Task prompt
Every line containing the word "Observed" needs to be found and copied.
************
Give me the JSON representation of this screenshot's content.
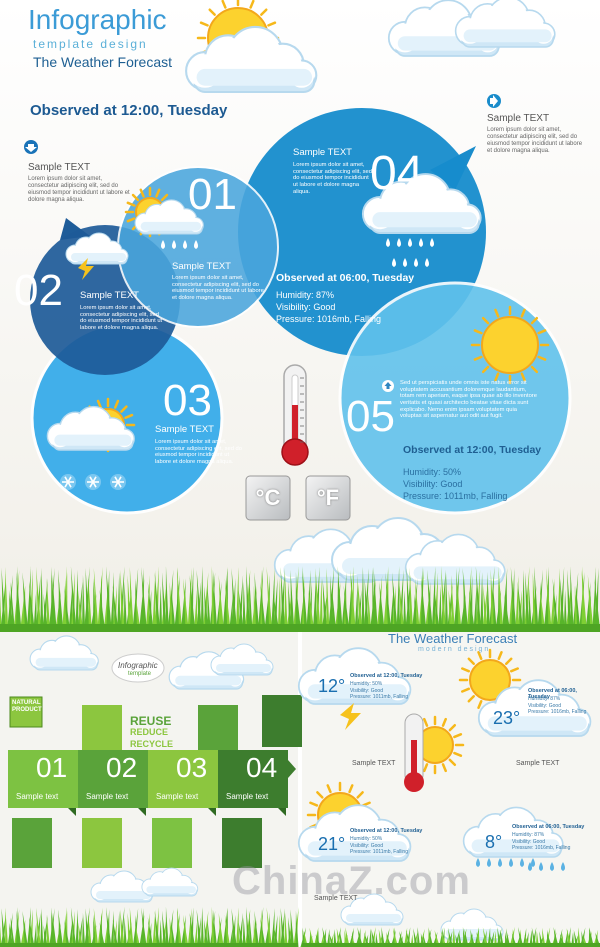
{
  "header": {
    "title": "Infographic",
    "subtitle": "template design",
    "tagline": "The Weather Forecast"
  },
  "observed": "Observed at 12:00, Tuesday",
  "notes": [
    {
      "title": "Sample TEXT",
      "body": "Lorem ipsum dolor sit amet, consectetur adipiscing elit, sed do eiusmod tempor incididunt ut labore et dolore magna aliqua."
    },
    {
      "title": "Sample TEXT",
      "body": "Lorem ipsum dolor sit amet, consectetur adipiscing elit, sed do eiusmod tempor incididunt ut labore et dolore magna aliqua."
    }
  ],
  "circles": [
    {
      "number": "01",
      "title": "Sample TEXT",
      "body": "Lorem ipsum dolor sit amet, consectetur adipiscing elit, sed do eiusmod tempor incididunt ut labore et dolore magna aliqua."
    },
    {
      "number": "02",
      "title": "Sample TEXT",
      "body": "Lorem ipsum dolor sit amet, consectetur adipiscing elit, sed do eiusmod tempor incididunt ut labore et dolore magna aliqua."
    },
    {
      "number": "03",
      "title": "Sample TEXT",
      "body": "Lorem ipsum dolor sit amet, consectetur adipiscing elit, sed do eiusmod tempor incididunt ut labore et dolore magna aliqua."
    },
    {
      "number": "04",
      "title": "Sample TEXT",
      "body": "Lorem ipsum dolor sit amet, consectetur adipiscing elit, sed do eiusmod tempor incididunt ut labore et dolore magna aliqua.",
      "observed": "Observed at 06:00, Tuesday",
      "details": [
        "Humidity: 87%",
        "Visibility: Good",
        "Pressure: 1016mb, Falling"
      ]
    },
    {
      "number": "05",
      "body": "Sed ut perspiciatis unde omnis iste natus error sit voluptatem accusantium doloremque laudantium, totam rem aperiam, eaque ipsa quae ab illo inventore veritatis et quasi architecto beatae vitae dicta sunt explicabo. Nemo enim ipsam voluptatem quia voluptas sit aspernatur aut odit aut fugit.",
      "observed": "Observed at 12:00, Tuesday",
      "details": [
        "Humidity: 50%",
        "Visibility: Good",
        "Pressure: 1011mb, Falling"
      ]
    }
  ],
  "units": [
    "°C",
    "°F"
  ],
  "eco_panel": {
    "badge": "NATURAL PRODUCT",
    "logo": "Infographic",
    "logo_sub": "template",
    "slogan": [
      "REUSE",
      "REDUCE",
      "RECYCLE"
    ],
    "steps": [
      {
        "number": "01",
        "label": "Sample text"
      },
      {
        "number": "02",
        "label": "Sample text"
      },
      {
        "number": "03",
        "label": "Sample text"
      },
      {
        "number": "04",
        "label": "Sample text"
      }
    ]
  },
  "forecast_panel": {
    "title": "The Weather Forecast",
    "subtitle": "modern design",
    "cards": [
      {
        "temp": "12°",
        "observed": "Observed at 12:00, Tuesday",
        "details": [
          "Humidity: 50%",
          "Visibility: Good",
          "Pressure: 1011mb, Falling"
        ]
      },
      {
        "temp": "23°",
        "observed": "Observed at 06:00, Tuesday",
        "details": [
          "Humidity: 87%",
          "Visibility: Good",
          "Pressure: 1016mb, Falling"
        ]
      },
      {
        "temp": "21°",
        "observed": "Observed at 12:00, Tuesday",
        "details": [
          "Humidity: 50%",
          "Visibility: Good",
          "Pressure: 1011mb, Falling"
        ]
      },
      {
        "temp": "8°",
        "observed": "Observed at 06:00, Tuesday",
        "details": [
          "Humidity: 87%",
          "Visibility: Good",
          "Pressure: 1016mb, Falling"
        ]
      }
    ],
    "notes": [
      "Sample TEXT",
      "Sample TEXT",
      "Sample TEXT"
    ]
  },
  "watermark": "ChinaZ.com"
}
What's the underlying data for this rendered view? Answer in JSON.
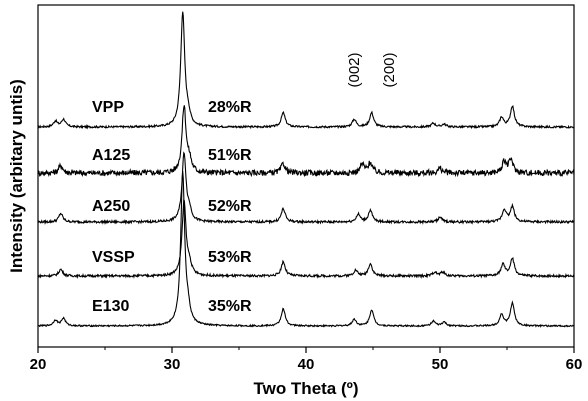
************
Written response
  "observed": "Observed at 12:00, Tuesday",
      "observed": "Observed at 06:00, Tuesday",
      "observed": "Observed at 12:00, Tuesday",
        "observed": "Observed at 12:00, Tuesday",
        "observed": "Observed at 06:00, Tuesday",
        "observed": "Observed at 12:00, Tuesday",
        "observed": "Observed at 06:00, Tuesday",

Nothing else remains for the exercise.